▼▼▼
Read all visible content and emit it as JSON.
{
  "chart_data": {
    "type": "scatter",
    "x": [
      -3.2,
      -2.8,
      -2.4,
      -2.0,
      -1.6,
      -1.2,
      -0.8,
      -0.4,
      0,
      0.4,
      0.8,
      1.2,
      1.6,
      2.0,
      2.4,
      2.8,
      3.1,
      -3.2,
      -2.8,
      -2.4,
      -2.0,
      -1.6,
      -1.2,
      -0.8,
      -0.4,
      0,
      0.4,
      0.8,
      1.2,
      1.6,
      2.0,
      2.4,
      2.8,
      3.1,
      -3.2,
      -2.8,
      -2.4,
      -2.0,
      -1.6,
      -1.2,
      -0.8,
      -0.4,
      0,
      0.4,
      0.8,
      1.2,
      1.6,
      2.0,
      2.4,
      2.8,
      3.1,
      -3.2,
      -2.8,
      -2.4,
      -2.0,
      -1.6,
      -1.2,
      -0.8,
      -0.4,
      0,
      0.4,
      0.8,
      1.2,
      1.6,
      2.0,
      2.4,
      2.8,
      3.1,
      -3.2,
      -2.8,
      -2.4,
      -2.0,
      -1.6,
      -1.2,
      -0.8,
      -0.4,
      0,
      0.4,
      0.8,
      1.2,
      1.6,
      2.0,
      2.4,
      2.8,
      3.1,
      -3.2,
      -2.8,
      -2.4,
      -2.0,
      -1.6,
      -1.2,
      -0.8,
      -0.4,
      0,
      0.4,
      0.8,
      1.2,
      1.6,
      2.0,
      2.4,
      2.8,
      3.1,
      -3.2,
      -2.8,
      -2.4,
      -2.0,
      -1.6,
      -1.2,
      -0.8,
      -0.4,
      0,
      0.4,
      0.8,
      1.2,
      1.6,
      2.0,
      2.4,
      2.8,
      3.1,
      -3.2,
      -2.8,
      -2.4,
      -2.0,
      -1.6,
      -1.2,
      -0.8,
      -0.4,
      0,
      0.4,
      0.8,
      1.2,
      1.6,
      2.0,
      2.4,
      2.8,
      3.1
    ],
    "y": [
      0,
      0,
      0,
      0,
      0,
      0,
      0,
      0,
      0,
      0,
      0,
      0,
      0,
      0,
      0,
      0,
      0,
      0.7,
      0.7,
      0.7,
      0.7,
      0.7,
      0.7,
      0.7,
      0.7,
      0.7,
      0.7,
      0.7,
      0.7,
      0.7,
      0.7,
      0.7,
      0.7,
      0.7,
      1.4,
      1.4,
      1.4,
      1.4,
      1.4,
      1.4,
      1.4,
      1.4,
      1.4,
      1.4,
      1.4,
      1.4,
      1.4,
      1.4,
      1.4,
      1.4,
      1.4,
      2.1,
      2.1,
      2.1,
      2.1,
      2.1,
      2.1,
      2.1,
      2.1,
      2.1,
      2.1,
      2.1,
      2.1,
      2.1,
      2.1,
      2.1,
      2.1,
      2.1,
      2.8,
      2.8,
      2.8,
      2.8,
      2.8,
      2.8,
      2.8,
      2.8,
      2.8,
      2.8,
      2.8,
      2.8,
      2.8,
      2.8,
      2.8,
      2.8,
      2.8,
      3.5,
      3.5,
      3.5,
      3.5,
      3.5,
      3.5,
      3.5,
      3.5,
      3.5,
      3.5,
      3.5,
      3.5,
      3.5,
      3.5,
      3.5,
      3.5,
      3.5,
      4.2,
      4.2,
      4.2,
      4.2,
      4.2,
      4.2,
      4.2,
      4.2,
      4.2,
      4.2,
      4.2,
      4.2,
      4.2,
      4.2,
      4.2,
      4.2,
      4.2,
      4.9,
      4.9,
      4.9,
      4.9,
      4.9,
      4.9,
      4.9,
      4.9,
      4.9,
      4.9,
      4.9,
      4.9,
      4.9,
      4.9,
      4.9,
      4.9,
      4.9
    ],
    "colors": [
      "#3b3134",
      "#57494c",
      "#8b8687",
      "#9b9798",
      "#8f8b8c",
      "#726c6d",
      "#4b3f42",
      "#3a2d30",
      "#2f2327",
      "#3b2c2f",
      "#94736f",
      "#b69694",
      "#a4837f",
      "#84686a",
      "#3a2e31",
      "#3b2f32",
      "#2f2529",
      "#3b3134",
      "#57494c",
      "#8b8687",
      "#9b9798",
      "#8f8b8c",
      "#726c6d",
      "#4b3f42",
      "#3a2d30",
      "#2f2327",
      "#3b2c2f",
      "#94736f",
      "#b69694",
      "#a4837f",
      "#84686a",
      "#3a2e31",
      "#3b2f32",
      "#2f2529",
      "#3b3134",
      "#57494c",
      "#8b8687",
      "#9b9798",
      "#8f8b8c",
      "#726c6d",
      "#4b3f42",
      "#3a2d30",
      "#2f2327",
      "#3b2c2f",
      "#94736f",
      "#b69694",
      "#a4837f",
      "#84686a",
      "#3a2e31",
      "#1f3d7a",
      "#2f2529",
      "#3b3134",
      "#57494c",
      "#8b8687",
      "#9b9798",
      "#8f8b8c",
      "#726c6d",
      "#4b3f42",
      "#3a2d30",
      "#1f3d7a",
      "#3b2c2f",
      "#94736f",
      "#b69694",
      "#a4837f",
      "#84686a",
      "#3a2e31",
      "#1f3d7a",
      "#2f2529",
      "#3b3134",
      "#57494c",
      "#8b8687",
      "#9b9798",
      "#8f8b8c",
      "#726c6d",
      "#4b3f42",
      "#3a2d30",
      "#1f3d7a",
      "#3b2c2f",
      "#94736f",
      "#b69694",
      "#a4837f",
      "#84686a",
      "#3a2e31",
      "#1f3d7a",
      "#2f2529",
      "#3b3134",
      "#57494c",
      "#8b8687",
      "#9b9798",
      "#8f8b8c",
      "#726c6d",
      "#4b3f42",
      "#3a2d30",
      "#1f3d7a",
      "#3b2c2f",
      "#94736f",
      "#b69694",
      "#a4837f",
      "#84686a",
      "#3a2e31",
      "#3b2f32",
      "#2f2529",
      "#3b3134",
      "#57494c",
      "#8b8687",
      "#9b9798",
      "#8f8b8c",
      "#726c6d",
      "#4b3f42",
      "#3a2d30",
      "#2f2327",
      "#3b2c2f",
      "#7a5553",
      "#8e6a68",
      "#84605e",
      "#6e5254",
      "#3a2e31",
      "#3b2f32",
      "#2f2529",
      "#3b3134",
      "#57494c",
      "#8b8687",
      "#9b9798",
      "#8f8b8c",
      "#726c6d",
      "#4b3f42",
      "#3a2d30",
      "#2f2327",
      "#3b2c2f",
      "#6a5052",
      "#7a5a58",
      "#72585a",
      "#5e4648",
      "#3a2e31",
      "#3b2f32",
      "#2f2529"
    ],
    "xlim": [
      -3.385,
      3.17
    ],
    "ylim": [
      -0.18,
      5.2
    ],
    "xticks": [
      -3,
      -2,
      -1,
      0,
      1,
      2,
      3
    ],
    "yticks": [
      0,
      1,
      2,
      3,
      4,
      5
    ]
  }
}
▲▲▲
■ Problem ■
The entries above should be repeated exactly, every one of them.

■ Completed task ■
Read all visible content and emit it as JSON.
{
  "chart_data": {
    "type": "scatter",
    "x": [
      -3.2,
      -2.8,
      -2.4,
      -2.0,
      -1.6,
      -1.2,
      -0.8,
      -0.4,
      0,
      0.4,
      0.8,
      1.2,
      1.6,
      2.0,
      2.4,
      2.8,
      3.1,
      -3.2,
      -2.8,
      -2.4,
      -2.0,
      -1.6,
      -1.2,
      -0.8,
      -0.4,
      0,
      0.4,
      0.8,
      1.2,
      1.6,
      2.0,
      2.4,
      2.8,
      3.1,
      -3.2,
      -2.8,
      -2.4,
      -2.0,
      -1.6,
      -1.2,
      -0.8,
      -0.4,
      0,
      0.4,
      0.8,
      1.2,
      1.6,
      2.0,
      2.4,
      2.8,
      3.1,
      -3.2,
      -2.8,
      -2.4,
      -2.0,
      -1.6,
      -1.2,
      -0.8,
      -0.4,
      0,
      0.4,
      0.8,
      1.2,
      1.6,
      2.0,
      2.4,
      2.8,
      3.1,
      -3.2,
      -2.8,
      -2.4,
      -2.0,
      -1.6,
      -1.2,
      -0.8,
      -0.4,
      0,
      0.4,
      0.8,
      1.2,
      1.6,
      2.0,
      2.4,
      2.8,
      3.1,
      -3.2,
      -2.8,
      -2.4,
      -2.0,
      -1.6,
      -1.2,
      -0.8,
      -0.4,
      0,
      0.4,
      0.8,
      1.2,
      1.6,
      2.0,
      2.4,
      2.8,
      3.1,
      -3.2,
      -2.8,
      -2.4,
      -2.0,
      -1.6,
      -1.2,
      -0.8,
      -0.4,
      0,
      0.4,
      0.8,
      1.2,
      1.6,
      2.0,
      2.4,
      2.8,
      3.1,
      -3.2,
      -2.8,
      -2.4,
      -2.0,
      -1.6,
      -1.2,
      -0.8,
      -0.4,
      0,
      0.4,
      0.8,
      1.2,
      1.6,
      2.0,
      2.4,
      2.8,
      3.1
    ],
    "y": [
      0,
      0,
      0,
      0,
      0,
      0,
      0,
      0,
      0,
      0,
      0,
      0,
      0,
      0,
      0,
      0,
      0,
      0.7,
      0.7,
      0.7,
      0.7,
      0.7,
      0.7,
      0.7,
      0.7,
      0.7,
      0.7,
      0.7,
      0.7,
      0.7,
      0.7,
      0.7,
      0.7,
      0.7,
      1.4,
      1.4,
      1.4,
      1.4,
      1.4,
      1.4,
      1.4,
      1.4,
      1.4,
      1.4,
      1.4,
      1.4,
      1.4,
      1.4,
      1.4,
      1.4,
      1.4,
      2.1,
      2.1,
      2.1,
      2.1,
      2.1,
      2.1,
      2.1,
      2.1,
      2.1,
      2.1,
      2.1,
      2.1,
      2.1,
      2.1,
      2.1,
      2.1,
      2.1,
      2.8,
      2.8,
      2.8,
      2.8,
      2.8,
      2.8,
      2.8,
      2.8,
      2.8,
      2.8,
      2.8,
      2.8,
      2.8,
      2.8,
      2.8,
      2.8,
      2.8,
      3.5,
      3.5,
      3.5,
      3.5,
      3.5,
      3.5,
      3.5,
      3.5,
      3.5,
      3.5,
      3.5,
      3.5,
      3.5,
      3.5,
      3.5,
      3.5,
      3.5,
      4.2,
      4.2,
      4.2,
      4.2,
      4.2,
      4.2,
      4.2,
      4.2,
      4.2,
      4.2,
      4.2,
      4.2,
      4.2,
      4.2,
      4.2,
      4.2,
      4.2,
      4.9,
      4.9,
      4.9,
      4.9,
      4.9,
      4.9,
      4.9,
      4.9,
      4.9,
      4.9,
      4.9,
      4.9,
      4.9,
      4.9,
      4.9,
      4.9,
      4.9
    ],
    "colors": [
      "#3b3134",
      "#57494c",
      "#8b8687",
      "#9b9798",
      "#8f8b8c",
      "#726c6d",
      "#4b3f42",
      "#3a2d30",
      "#2f2327",
      "#3b2c2f",
      "#94736f",
      "#b69694",
      "#a4837f",
      "#84686a",
      "#3a2e31",
      "#3b2f32",
      "#2f2529",
      "#3b3134",
      "#57494c",
      "#8b8687",
      "#9b9798",
      "#8f8b8c",
      "#726c6d",
      "#4b3f42",
      "#3a2d30",
      "#2f2327",
      "#3b2c2f",
      "#94736f",
      "#b69694",
      "#a4837f",
      "#84686a",
      "#3a2e31",
      "#3b2f32",
      "#2f2529",
      "#3b3134",
      "#57494c",
      "#8b8687",
      "#9b9798",
      "#8f8b8c",
      "#726c6d",
      "#4b3f42",
      "#3a2d30",
      "#2f2327",
      "#3b2c2f",
      "#94736f",
      "#b69694",
      "#a4837f",
      "#84686a",
      "#3a2e31",
      "#1f3d7a",
      "#2f2529",
      "#3b3134",
      "#57494c",
      "#8b8687",
      "#9b9798",
      "#8f8b8c",
      "#726c6d",
      "#4b3f42",
      "#3a2d30",
      "#1f3d7a",
      "#3b2c2f",
      "#94736f",
      "#b69694",
      "#a4837f",
      "#84686a",
      "#3a2e31",
      "#1f3d7a",
      "#2f2529",
      "#3b3134",
      "#57494c",
      "#8b8687",
      "#9b9798",
      "#8f8b8c",
      "#726c6d",
      "#4b3f42",
      "#3a2d30",
      "#1f3d7a",
      "#3b2c2f",
      "#94736f",
      "#b69694",
      "#a4837f",
      "#84686a",
      "#3a2e31",
      "#1f3d7a",
      "#2f2529",
      "#3b3134",
      "#57494c",
      "#8b8687",
      "#9b9798",
      "#8f8b8c",
      "#726c6d",
      "#4b3f42",
      "#3a2d30",
      "#1f3d7a",
      "#3b2c2f",
      "#94736f",
      "#b69694",
      "#a4837f",
      "#84686a",
      "#3a2e31",
      "#3b2f32",
      "#2f2529",
      "#3b3134",
      "#57494c",
      "#8b8687",
      "#9b9798",
      "#8f8b8c",
      "#726c6d",
      "#4b3f42",
      "#3a2d30",
      "#2f2327",
      "#3b2c2f",
      "#7a5553",
      "#8e6a68",
      "#84605e",
      "#6e5254",
      "#3a2e31",
      "#3b2f32",
      "#2f2529",
      "#3b3134",
      "#57494c",
      "#8b8687",
      "#9b9798",
      "#8f8b8c",
      "#726c6d",
      "#4b3f42",
      "#3a2d30",
      "#2f2327",
      "#3b2c2f",
      "#6a5052",
      "#7a5a58",
      "#72585a",
      "#5e4648",
      "#3a2e31",
      "#3b2f32",
      "#2f2529"
    ],
    "xlim": [
      -3.385,
      3.17
    ],
    "ylim": [
      -0.18,
      5.2
    ],
    "xticks": [
      -3,
      -2,
      -1,
      0,
      1,
      2,
      3
    ],
    "yticks": [
      0,
      1,
      2,
      3,
      4,
      5
    ]
  }
}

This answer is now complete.